_PROBLEM DETAILS_:
Copy each line of the material below that includes the string "HandheldDevice".

_RECORDS SUPPLIED_:
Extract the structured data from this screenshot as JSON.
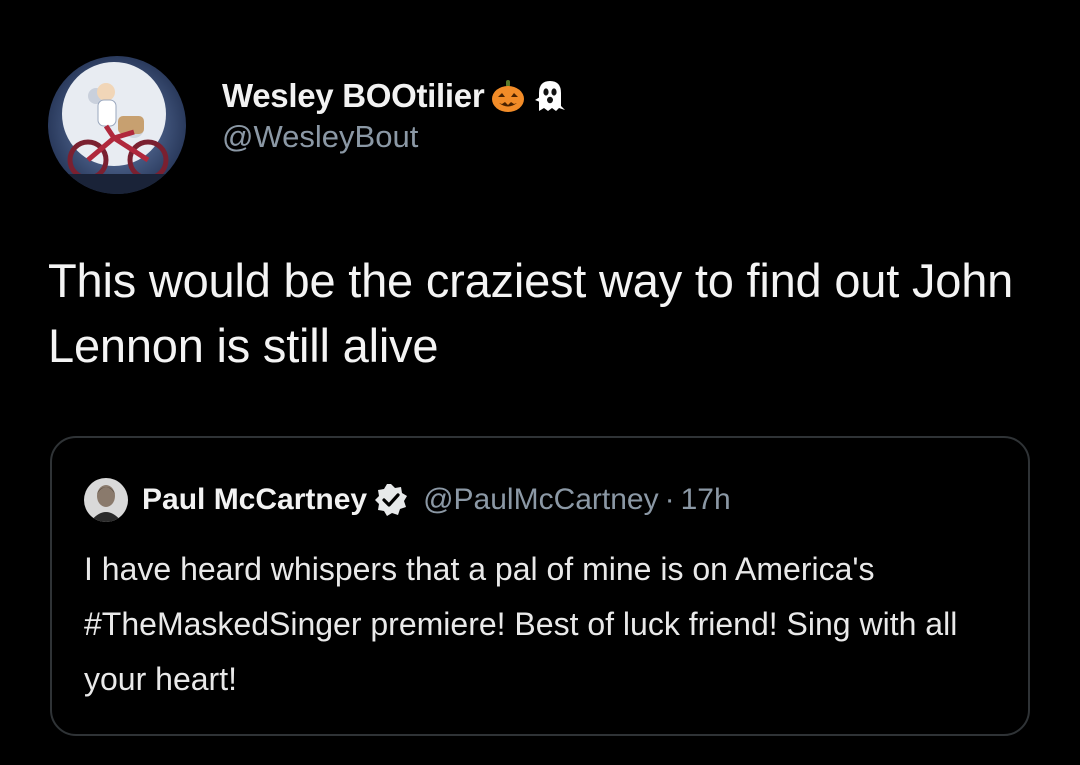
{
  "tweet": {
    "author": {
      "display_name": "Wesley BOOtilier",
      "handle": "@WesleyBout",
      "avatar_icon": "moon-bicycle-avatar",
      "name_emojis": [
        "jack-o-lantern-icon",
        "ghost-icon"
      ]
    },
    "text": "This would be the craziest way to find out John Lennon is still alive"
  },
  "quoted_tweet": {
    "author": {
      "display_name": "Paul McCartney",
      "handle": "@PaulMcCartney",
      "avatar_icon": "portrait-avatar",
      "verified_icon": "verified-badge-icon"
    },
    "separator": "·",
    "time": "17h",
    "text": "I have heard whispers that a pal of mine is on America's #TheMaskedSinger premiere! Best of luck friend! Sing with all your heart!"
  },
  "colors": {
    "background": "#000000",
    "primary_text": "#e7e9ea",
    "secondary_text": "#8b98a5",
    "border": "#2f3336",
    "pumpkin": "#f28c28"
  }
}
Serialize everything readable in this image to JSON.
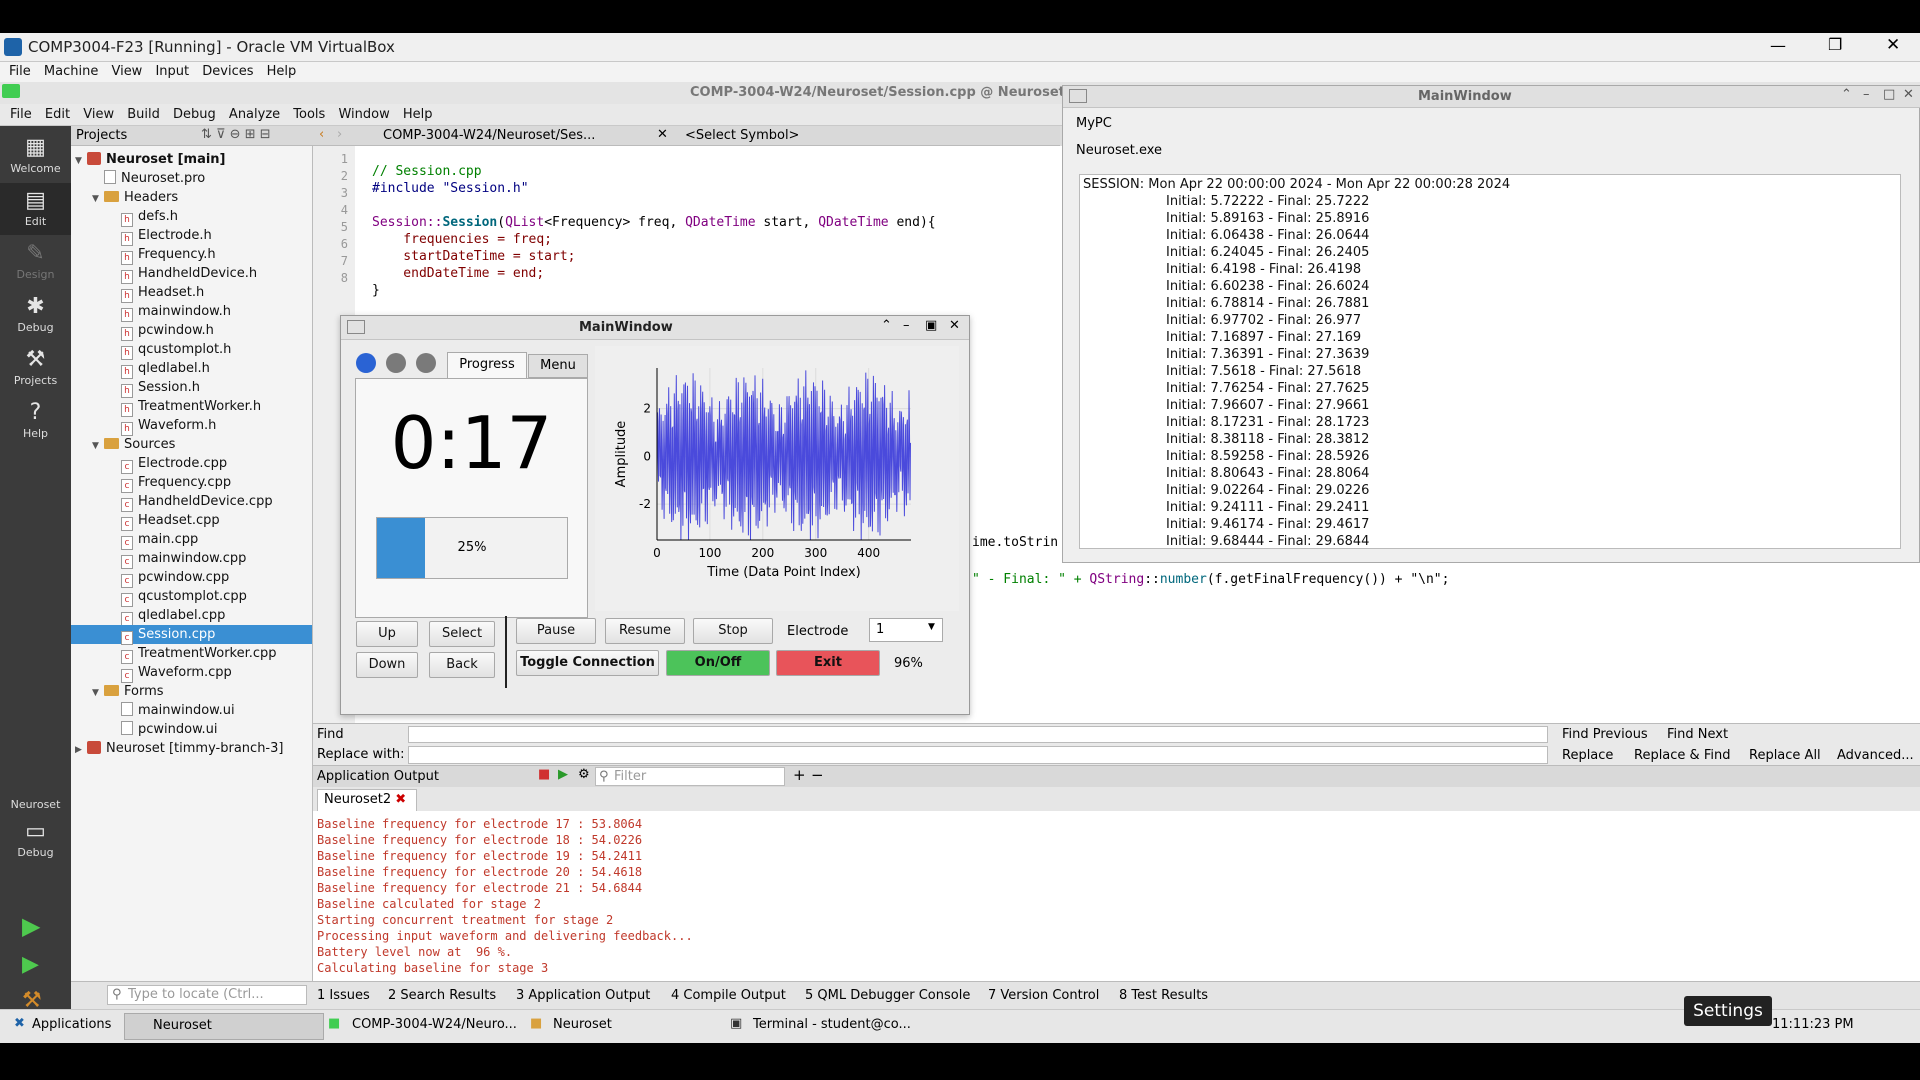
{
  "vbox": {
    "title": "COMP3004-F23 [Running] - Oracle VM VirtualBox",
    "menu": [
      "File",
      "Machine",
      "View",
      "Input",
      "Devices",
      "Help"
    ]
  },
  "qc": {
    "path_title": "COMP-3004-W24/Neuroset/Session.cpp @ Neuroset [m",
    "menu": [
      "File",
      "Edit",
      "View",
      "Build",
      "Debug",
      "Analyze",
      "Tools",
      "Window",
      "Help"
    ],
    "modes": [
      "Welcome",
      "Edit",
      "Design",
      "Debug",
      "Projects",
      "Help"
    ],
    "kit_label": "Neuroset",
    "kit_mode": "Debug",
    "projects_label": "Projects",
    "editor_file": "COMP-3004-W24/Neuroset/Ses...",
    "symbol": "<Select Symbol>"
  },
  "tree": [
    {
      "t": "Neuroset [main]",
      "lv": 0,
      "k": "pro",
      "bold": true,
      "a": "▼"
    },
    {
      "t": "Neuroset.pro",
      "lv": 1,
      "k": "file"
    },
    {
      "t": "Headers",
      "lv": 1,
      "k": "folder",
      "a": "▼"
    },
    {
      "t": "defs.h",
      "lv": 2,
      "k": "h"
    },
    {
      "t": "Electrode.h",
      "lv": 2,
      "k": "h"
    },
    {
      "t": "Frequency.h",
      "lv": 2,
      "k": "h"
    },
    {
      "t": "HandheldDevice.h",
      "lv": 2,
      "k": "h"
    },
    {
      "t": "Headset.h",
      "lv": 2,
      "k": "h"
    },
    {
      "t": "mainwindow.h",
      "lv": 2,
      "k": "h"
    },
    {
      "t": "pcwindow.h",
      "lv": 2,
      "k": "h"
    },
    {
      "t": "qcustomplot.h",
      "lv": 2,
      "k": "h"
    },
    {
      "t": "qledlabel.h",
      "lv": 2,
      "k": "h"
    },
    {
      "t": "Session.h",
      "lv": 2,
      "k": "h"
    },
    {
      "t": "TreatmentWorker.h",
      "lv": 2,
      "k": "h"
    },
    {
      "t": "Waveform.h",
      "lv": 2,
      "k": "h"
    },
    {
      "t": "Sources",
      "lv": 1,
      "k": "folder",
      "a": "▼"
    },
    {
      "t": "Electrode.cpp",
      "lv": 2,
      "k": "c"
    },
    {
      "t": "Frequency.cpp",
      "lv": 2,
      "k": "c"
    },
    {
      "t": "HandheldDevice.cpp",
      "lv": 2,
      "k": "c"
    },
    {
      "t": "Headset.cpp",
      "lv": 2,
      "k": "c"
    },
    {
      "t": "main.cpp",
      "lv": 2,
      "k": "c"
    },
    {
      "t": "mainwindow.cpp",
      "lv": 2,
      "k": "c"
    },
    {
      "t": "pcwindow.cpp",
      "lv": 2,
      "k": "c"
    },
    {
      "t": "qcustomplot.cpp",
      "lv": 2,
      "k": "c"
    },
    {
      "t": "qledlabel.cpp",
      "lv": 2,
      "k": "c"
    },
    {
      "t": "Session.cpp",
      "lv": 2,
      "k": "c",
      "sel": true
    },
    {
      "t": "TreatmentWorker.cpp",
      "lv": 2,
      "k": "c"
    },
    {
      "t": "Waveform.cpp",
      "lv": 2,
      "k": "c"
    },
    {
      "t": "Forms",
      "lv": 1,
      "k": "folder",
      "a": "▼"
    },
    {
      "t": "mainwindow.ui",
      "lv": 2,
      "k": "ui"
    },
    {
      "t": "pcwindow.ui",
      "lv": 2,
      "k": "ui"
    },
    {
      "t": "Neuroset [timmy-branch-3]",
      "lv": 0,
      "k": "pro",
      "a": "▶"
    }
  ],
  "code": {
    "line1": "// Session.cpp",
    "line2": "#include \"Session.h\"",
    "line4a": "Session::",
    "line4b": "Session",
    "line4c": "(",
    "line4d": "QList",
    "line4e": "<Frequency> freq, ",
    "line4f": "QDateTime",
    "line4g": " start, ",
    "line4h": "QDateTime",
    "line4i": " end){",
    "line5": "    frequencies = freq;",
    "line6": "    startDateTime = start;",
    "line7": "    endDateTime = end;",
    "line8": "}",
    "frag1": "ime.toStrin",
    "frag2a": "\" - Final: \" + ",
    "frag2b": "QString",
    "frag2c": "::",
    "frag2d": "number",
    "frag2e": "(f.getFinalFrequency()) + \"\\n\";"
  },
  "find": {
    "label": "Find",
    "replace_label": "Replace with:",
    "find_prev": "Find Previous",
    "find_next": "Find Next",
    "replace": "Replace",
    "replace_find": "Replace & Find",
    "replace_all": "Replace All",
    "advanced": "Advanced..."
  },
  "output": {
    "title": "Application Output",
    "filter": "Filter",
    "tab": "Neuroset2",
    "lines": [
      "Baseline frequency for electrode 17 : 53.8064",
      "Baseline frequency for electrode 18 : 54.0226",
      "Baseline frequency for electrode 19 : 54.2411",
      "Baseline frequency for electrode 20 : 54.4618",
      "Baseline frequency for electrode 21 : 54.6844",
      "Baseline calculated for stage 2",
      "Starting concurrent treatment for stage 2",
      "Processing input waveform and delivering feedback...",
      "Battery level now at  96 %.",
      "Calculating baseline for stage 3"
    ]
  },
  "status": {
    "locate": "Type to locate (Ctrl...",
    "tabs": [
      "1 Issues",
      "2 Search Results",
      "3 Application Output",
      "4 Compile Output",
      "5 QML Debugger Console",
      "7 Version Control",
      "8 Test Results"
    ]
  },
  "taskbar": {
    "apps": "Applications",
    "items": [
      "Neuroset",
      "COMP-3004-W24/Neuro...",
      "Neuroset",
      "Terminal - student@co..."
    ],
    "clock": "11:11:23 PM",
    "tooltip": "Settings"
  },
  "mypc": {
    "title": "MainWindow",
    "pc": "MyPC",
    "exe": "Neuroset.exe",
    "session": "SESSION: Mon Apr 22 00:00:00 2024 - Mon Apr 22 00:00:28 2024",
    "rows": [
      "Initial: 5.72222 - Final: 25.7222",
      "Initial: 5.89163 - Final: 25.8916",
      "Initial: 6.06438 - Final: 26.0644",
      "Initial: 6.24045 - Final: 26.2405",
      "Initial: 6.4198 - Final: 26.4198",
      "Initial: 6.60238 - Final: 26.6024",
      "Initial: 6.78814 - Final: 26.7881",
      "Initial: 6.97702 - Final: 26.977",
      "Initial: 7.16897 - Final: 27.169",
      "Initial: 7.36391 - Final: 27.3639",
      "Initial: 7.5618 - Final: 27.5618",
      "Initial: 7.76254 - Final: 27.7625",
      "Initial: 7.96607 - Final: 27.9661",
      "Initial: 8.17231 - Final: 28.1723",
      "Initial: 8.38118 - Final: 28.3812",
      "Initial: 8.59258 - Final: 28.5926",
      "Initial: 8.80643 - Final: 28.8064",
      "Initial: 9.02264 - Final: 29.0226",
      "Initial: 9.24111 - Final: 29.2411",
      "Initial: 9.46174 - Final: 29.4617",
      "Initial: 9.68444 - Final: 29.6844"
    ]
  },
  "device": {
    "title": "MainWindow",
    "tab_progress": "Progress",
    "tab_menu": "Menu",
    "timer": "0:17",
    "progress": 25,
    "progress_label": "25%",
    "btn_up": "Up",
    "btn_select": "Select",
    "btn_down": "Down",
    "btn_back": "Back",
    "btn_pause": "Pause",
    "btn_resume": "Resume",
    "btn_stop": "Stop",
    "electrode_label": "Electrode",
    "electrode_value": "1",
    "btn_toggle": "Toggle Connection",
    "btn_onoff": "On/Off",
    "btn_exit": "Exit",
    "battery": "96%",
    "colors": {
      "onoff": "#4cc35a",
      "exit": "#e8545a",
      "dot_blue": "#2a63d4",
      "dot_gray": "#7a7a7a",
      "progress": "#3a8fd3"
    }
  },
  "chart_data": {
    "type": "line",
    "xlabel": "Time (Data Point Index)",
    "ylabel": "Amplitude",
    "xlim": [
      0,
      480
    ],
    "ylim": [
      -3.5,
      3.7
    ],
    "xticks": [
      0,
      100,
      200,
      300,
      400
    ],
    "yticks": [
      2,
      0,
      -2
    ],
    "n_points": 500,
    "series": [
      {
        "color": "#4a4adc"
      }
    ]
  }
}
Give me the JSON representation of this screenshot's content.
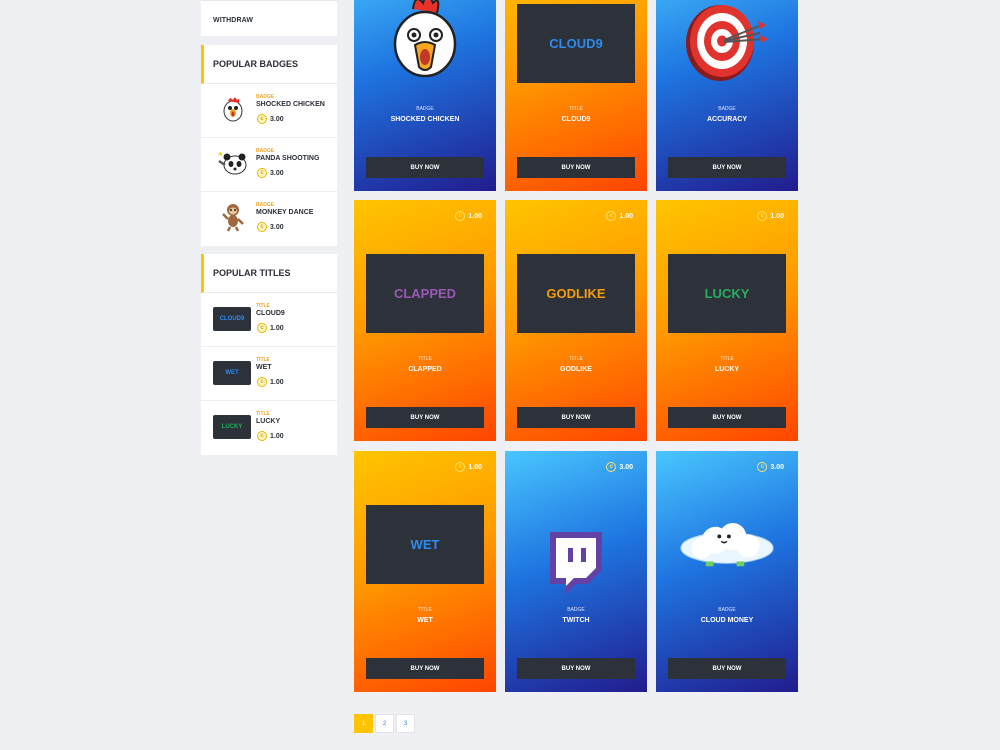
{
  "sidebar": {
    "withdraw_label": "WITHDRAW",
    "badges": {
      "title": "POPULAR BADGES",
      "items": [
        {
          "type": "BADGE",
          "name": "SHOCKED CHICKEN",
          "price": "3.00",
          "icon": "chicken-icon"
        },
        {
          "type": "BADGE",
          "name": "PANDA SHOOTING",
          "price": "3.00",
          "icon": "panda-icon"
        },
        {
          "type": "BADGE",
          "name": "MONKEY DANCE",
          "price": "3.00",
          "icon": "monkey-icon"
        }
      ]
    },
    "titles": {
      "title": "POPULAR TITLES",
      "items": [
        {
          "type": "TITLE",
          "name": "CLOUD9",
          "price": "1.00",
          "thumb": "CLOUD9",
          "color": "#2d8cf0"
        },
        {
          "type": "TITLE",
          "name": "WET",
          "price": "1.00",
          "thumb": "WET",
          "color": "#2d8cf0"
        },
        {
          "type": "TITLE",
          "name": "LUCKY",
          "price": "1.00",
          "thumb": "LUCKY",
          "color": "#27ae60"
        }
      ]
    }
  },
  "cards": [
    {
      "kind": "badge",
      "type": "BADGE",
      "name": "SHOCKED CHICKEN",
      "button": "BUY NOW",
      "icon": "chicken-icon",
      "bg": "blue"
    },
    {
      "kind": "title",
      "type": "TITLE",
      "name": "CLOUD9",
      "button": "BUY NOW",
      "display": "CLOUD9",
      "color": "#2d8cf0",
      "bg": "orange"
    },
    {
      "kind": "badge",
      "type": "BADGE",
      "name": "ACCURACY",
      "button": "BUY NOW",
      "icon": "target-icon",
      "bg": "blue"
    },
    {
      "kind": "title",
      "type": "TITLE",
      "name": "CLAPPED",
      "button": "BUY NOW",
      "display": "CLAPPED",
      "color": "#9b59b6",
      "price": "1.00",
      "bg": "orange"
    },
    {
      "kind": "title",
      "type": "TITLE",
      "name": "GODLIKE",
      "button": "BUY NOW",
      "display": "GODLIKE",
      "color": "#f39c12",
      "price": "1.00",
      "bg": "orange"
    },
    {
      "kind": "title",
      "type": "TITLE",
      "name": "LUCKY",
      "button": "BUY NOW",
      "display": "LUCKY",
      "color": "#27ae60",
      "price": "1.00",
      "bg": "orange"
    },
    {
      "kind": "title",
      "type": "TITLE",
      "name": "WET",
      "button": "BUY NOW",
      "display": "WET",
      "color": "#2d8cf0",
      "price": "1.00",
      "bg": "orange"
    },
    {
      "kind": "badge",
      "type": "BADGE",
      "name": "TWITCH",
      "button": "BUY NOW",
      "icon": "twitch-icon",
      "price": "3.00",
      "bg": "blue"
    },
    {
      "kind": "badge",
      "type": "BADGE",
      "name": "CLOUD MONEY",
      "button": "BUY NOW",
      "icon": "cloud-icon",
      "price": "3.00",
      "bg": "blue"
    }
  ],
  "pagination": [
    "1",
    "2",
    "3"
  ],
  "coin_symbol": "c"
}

_SOLUTION FOR THIS TASK_:
      "t": "HandheldDevice.h",
      "t": "HandheldDevice.cpp",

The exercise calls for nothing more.